• PROMPT
Tally every line of the listing below that holds "description", then give the tally alone.

++++ DATASET ++++

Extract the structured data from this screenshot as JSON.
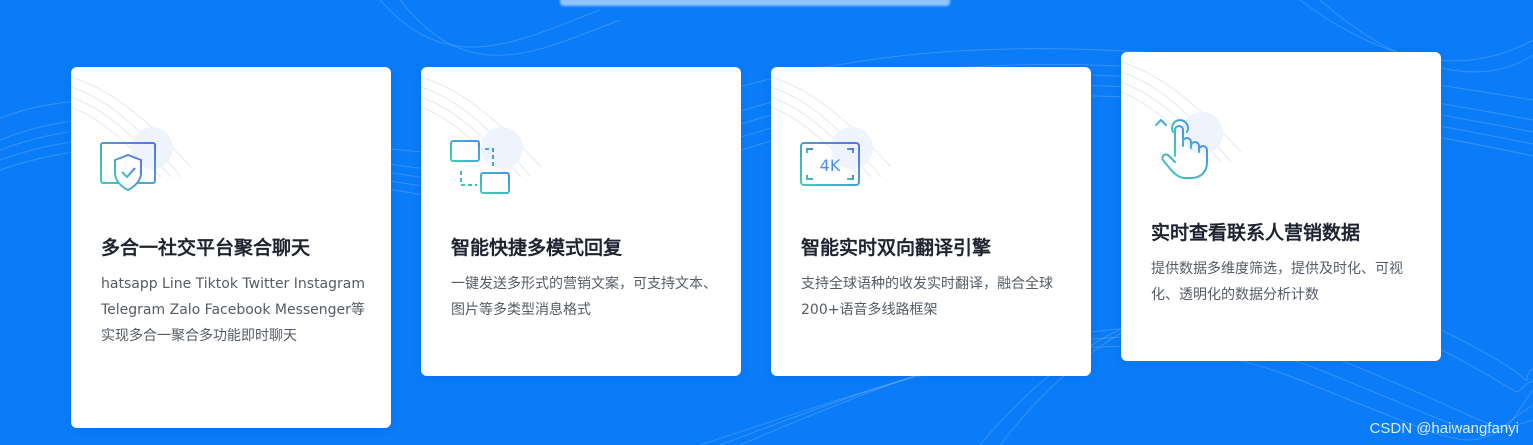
{
  "cards": [
    {
      "icon": "shield-browser-icon",
      "title": "多合一社交平台聚合聊天",
      "description": "hatsapp Line Tiktok Twitter Instagram Telegram Zalo Facebook Messenger等实现多合一聚合多功能即时聊天"
    },
    {
      "icon": "monitor-sync-icon",
      "title": "智能快捷多模式回复",
      "description": "一键发送多形式的营销文案，可支持文本、图片等多类型消息格式"
    },
    {
      "icon": "4k-screen-icon",
      "title": "智能实时双向翻译引擎",
      "description": "支持全球语种的收发实时翻译，融合全球200+语音多线路框架",
      "icon_text": "4K"
    },
    {
      "icon": "hand-touch-icon",
      "title": "实时查看联系人营销数据",
      "description": "提供数据多维度筛选，提供及时化、可视化、透明化的数据分析计数"
    }
  ],
  "watermark": "CSDN @haiwangfanyi",
  "colors": {
    "background": "#0a7cf8",
    "card": "#ffffff",
    "icon_gradient_start": "#3ccfb4",
    "icon_gradient_end": "#4a7ff0"
  }
}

++++

• RESPONSE TO THE TASK
4